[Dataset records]
========================================================================

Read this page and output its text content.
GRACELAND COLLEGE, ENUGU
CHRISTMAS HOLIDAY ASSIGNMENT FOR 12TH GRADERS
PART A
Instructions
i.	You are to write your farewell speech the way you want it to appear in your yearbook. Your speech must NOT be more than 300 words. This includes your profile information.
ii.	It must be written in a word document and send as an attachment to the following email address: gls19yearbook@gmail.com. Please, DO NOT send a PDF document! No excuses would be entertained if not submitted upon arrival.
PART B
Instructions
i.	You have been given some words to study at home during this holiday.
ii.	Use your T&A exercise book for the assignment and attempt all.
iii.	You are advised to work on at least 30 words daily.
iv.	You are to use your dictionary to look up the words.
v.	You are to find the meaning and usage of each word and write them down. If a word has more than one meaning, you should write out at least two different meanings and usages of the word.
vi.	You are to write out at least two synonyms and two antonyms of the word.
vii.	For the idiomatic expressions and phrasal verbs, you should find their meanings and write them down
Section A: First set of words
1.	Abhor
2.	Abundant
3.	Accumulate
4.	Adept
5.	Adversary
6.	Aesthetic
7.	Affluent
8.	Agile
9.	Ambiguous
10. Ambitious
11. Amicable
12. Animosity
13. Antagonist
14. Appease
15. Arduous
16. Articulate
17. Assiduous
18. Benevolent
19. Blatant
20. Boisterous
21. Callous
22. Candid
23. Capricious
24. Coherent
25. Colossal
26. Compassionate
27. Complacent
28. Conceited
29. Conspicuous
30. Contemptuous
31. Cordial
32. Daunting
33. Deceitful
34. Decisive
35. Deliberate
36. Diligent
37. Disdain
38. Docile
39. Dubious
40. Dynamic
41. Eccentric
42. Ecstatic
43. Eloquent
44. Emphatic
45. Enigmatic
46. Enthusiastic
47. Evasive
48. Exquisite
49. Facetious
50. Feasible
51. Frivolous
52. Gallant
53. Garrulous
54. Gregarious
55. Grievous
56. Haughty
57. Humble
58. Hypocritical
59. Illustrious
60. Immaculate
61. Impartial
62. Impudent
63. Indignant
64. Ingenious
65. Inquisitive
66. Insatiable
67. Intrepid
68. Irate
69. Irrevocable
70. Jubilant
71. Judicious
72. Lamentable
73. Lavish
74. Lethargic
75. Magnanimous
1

========================================================================

» **Instructions to follow**
Your task is to print all of the records exactly.

» **Solution**
Read this page and output its text content.
GRACELAND COLLEGE, ENUGU
CHRISTMAS HOLIDAY ASSIGNMENT FOR 12TH GRADERS
PART A
Instructions
i.	You are to write your farewell speech the way you want it to appear in your yearbook. Your speech must NOT be more than 300 words. This includes your profile information.
ii.	It must be written in a word document and send as an attachment to the following email address: gls19yearbook@gmail.com. Please, DO NOT send a PDF document! No excuses would be entertained if not submitted upon arrival.
PART B
Instructions
i.	You have been given some words to study at home during this holiday.
ii.	Use your T&A exercise book for the assignment and attempt all.
iii.	You are advised to work on at least 30 words daily.
iv.	You are to use your dictionary to look up the words.
v.	You are to find the meaning and usage of each word and write them down. If a word has more than one meaning, you should write out at least two different meanings and usages of the word.
vi.	You are to write out at least two synonyms and two antonyms of the word.
vii.	For the idiomatic expressions and phrasal verbs, you should find their meanings and write them down
Section A: First set of words
1.	Abhor
2.	Abundant
3.	Accumulate
4.	Adept
5.	Adversary
6.	Aesthetic
7.	Affluent
8.	Agile
9.	Ambiguous
10. Ambitious
11. Amicable
12. Animosity
13. Antagonist
14. Appease
15. Arduous
16. Articulate
17. Assiduous
18. Benevolent
19. Blatant
20. Boisterous
21. Callous
22. Candid
23. Capricious
24. Coherent
25. Colossal
26. Compassionate
27. Complacent
28. Conceited
29. Conspicuous
30. Contemptuous
31. Cordial
32. Daunting
33. Deceitful
34. Decisive
35. Deliberate
36. Diligent
37. Disdain
38. Docile
39. Dubious
40. Dynamic
41. Eccentric
42. Ecstatic
43. Eloquent
44. Emphatic
45. Enigmatic
46. Enthusiastic
47. Evasive
48. Exquisite
49. Facetious
50. Feasible
51. Frivolous
52. Gallant
53. Garrulous
54. Gregarious
55. Grievous
56. Haughty
57. Humble
58. Hypocritical
59. Illustrious
60. Immaculate
61. Impartial
62. Impudent
63. Indignant
64. Ingenious
65. Inquisitive
66. Insatiable
67. Intrepid
68. Irate
69. Irrevocable
70. Jubilant
71. Judicious
72. Lamentable
73. Lavish
74. Lethargic
75. Magnanimous
1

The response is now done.